■ **Aim of the task**
Leaving out the pictures, please retype each record exactly.

■ **Stored rows**
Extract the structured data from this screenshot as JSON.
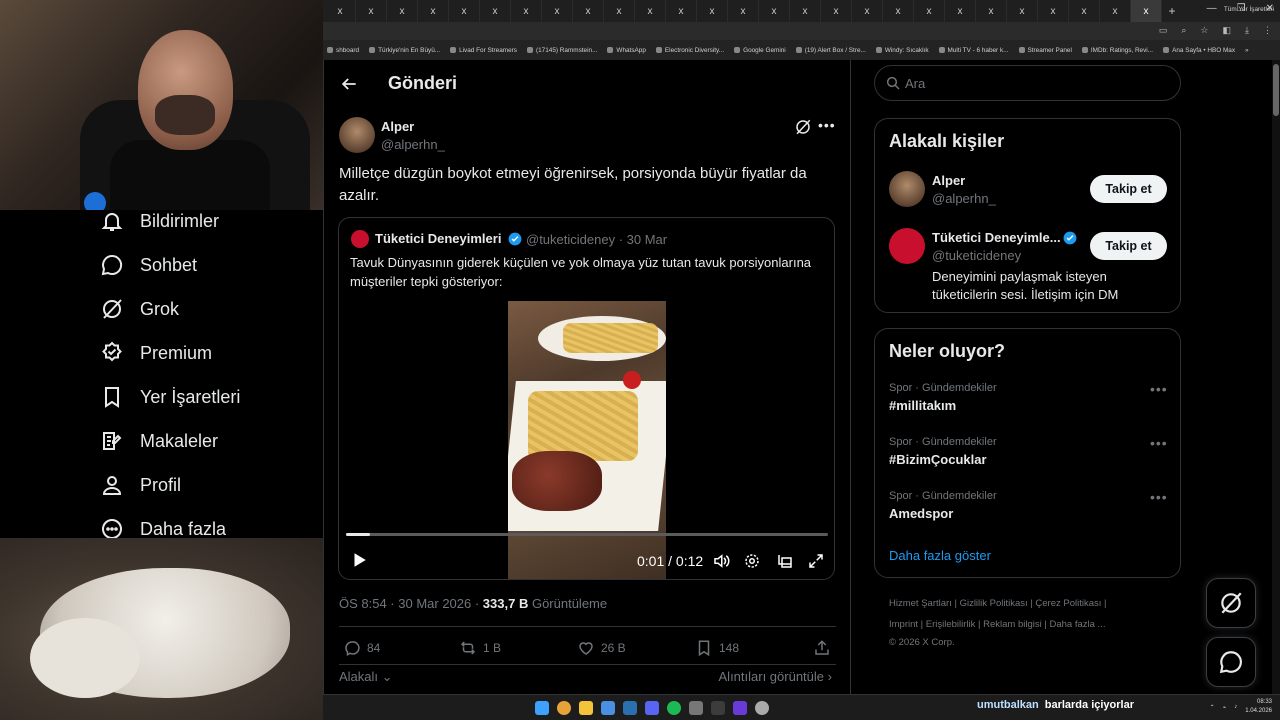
{
  "browser": {
    "tabs": [
      "x",
      "x",
      "x",
      "x",
      "x",
      "x",
      "x",
      "x",
      "x",
      "x",
      "x",
      "x",
      "x",
      "x",
      "x",
      "x",
      "x",
      "x",
      "x",
      "x",
      "x",
      "x",
      "x",
      "x",
      "x",
      "x",
      "x"
    ],
    "new_tab": "+",
    "bookmarks": [
      "shboard",
      "Türkiye'nin En Büyü...",
      "Livad For Streamers",
      "(17145) Rammstein...",
      "WhatsApp",
      "Electronic Diversity...",
      "Google Gemini",
      "(19) Alert Box / Stre...",
      "Windy: Sıcaklık",
      "Multi TV - 6 haber k...",
      "Streamer Panel",
      "IMDb: Ratings, Revi...",
      "Ana Sayfa • HBO Max"
    ],
    "bookmarks_overflow": "»",
    "all_bookmarks": "Tüm Yer İşaretleri"
  },
  "sidebar": {
    "items": [
      {
        "label": "Bildirimler",
        "icon": "bell-icon"
      },
      {
        "label": "Sohbet",
        "icon": "chat-icon"
      },
      {
        "label": "Grok",
        "icon": "grok-icon"
      },
      {
        "label": "Premium",
        "icon": "premium-icon"
      },
      {
        "label": "Yer İşaretleri",
        "icon": "bookmark-icon"
      },
      {
        "label": "Makaleler",
        "icon": "article-icon"
      },
      {
        "label": "Profil",
        "icon": "profile-icon"
      },
      {
        "label": "Daha fazla",
        "icon": "more-circle-icon"
      }
    ]
  },
  "header": {
    "title": "Gönderi"
  },
  "post": {
    "author_name": "Alper",
    "author_handle": "@alperhn_",
    "text": "Milletçe düzgün boykot etmeyi öğrenirsek, porsiyonda büyür fiyatlar da azalır.",
    "quote": {
      "name": "Tüketici Deneyimleri",
      "handle": "@tuketicideney · 30 Mar",
      "text": "Tavuk Dünyasının giderek küçülen ve yok olmaya yüz tutan tavuk porsiyonlarına müşteriler tepki gösteriyor:",
      "video_time": "0:01 / 0:12",
      "video_progress": 0.05
    },
    "meta_time": "ÖS 8:54 · 30 Mar 2026 · ",
    "meta_views": "333,7 B",
    "meta_views_label": " Görüntüleme",
    "replies": "84",
    "reposts": "1 B",
    "likes": "26 B",
    "bookmarks": "148",
    "related_label": "Alakalı",
    "quotes_link": "Alıntıları görüntüle"
  },
  "right": {
    "search_placeholder": "Ara",
    "related_people_title": "Alakalı kişiler",
    "people": [
      {
        "name": "Alper",
        "handle": "@alperhn_",
        "button": "Takip et",
        "bio": ""
      },
      {
        "name": "Tüketici Deneyimle...",
        "handle": "@tuketicideney",
        "button": "Takip et",
        "bio": "Deneyimini paylaşmak isteyen tüketicilerin sesi. İletişim için DM"
      }
    ],
    "trends_title": "Neler oluyor?",
    "trends": [
      {
        "meta": "Spor · Gündemdekiler",
        "name": "#millitakım"
      },
      {
        "meta": "Spor · Gündemdekiler",
        "name": "#BizimÇocuklar"
      },
      {
        "meta": "Spor · Gündemdekiler",
        "name": "Amedspor"
      }
    ],
    "show_more": "Daha fazla göster",
    "footer_line1": "Hizmet Şartları  |  Gizlilik Politikası  |  Çerez Politikası  |",
    "footer_line2": "Imprint  |  Erişilebilirlik  |  Reklam bilgisi  |  Daha fazla ...",
    "footer_line3": "© 2026 X Corp."
  },
  "overlay": {
    "chat_user": "umutbalkan",
    "chat_message": "barlarda içiyorlar"
  },
  "taskbar": {
    "time": "08:33",
    "date": "1.04.2026"
  },
  "colors": {
    "accent": "#1d9bf0",
    "background": "#000000",
    "border": "#2f3336",
    "muted": "#71767b"
  }
}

■ **Completed exercise**
Extract the structured data from this screenshot as JSON.
{
  "browser": {
    "tabs": [
      "x",
      "x",
      "x",
      "x",
      "x",
      "x",
      "x",
      "x",
      "x",
      "x",
      "x",
      "x",
      "x",
      "x",
      "x",
      "x",
      "x",
      "x",
      "x",
      "x",
      "x",
      "x",
      "x",
      "x",
      "x",
      "x",
      "x"
    ],
    "new_tab": "+",
    "bookmarks": [
      "shboard",
      "Türkiye'nin En Büyü...",
      "Livad For Streamers",
      "(17145) Rammstein...",
      "WhatsApp",
      "Electronic Diversity...",
      "Google Gemini",
      "(19) Alert Box / Stre...",
      "Windy: Sıcaklık",
      "Multi TV - 6 haber k...",
      "Streamer Panel",
      "IMDb: Ratings, Revi...",
      "Ana Sayfa • HBO Max"
    ],
    "bookmarks_overflow": "»",
    "all_bookmarks": "Tüm Yer İşaretleri"
  },
  "sidebar": {
    "items": [
      {
        "label": "Bildirimler",
        "icon": "bell-icon"
      },
      {
        "label": "Sohbet",
        "icon": "chat-icon"
      },
      {
        "label": "Grok",
        "icon": "grok-icon"
      },
      {
        "label": "Premium",
        "icon": "premium-icon"
      },
      {
        "label": "Yer İşaretleri",
        "icon": "bookmark-icon"
      },
      {
        "label": "Makaleler",
        "icon": "article-icon"
      },
      {
        "label": "Profil",
        "icon": "profile-icon"
      },
      {
        "label": "Daha fazla",
        "icon": "more-circle-icon"
      }
    ]
  },
  "header": {
    "title": "Gönderi"
  },
  "post": {
    "author_name": "Alper",
    "author_handle": "@alperhn_",
    "text": "Milletçe düzgün boykot etmeyi öğrenirsek, porsiyonda büyür fiyatlar da azalır.",
    "quote": {
      "name": "Tüketici Deneyimleri",
      "handle": "@tuketicideney · 30 Mar",
      "text": "Tavuk Dünyasının giderek küçülen ve yok olmaya yüz tutan tavuk porsiyonlarına müşteriler tepki gösteriyor:",
      "video_time": "0:01 / 0:12",
      "video_progress": 0.05
    },
    "meta_time": "ÖS 8:54 · 30 Mar 2026 · ",
    "meta_views": "333,7 B",
    "meta_views_label": " Görüntüleme",
    "replies": "84",
    "reposts": "1 B",
    "likes": "26 B",
    "bookmarks": "148",
    "related_label": "Alakalı",
    "quotes_link": "Alıntıları görüntüle"
  },
  "right": {
    "search_placeholder": "Ara",
    "related_people_title": "Alakalı kişiler",
    "people": [
      {
        "name": "Alper",
        "handle": "@alperhn_",
        "button": "Takip et",
        "bio": ""
      },
      {
        "name": "Tüketici Deneyimle...",
        "handle": "@tuketicideney",
        "button": "Takip et",
        "bio": "Deneyimini paylaşmak isteyen tüketicilerin sesi. İletişim için DM"
      }
    ],
    "trends_title": "Neler oluyor?",
    "trends": [
      {
        "meta": "Spor · Gündemdekiler",
        "name": "#millitakım"
      },
      {
        "meta": "Spor · Gündemdekiler",
        "name": "#BizimÇocuklar"
      },
      {
        "meta": "Spor · Gündemdekiler",
        "name": "Amedspor"
      }
    ],
    "show_more": "Daha fazla göster",
    "footer_line1": "Hizmet Şartları  |  Gizlilik Politikası  |  Çerez Politikası  |",
    "footer_line2": "Imprint  |  Erişilebilirlik  |  Reklam bilgisi  |  Daha fazla ...",
    "footer_line3": "© 2026 X Corp."
  },
  "overlay": {
    "chat_user": "umutbalkan",
    "chat_message": "barlarda içiyorlar"
  },
  "taskbar": {
    "time": "08:33",
    "date": "1.04.2026"
  },
  "colors": {
    "accent": "#1d9bf0",
    "background": "#000000",
    "border": "#2f3336",
    "muted": "#71767b"
  }
}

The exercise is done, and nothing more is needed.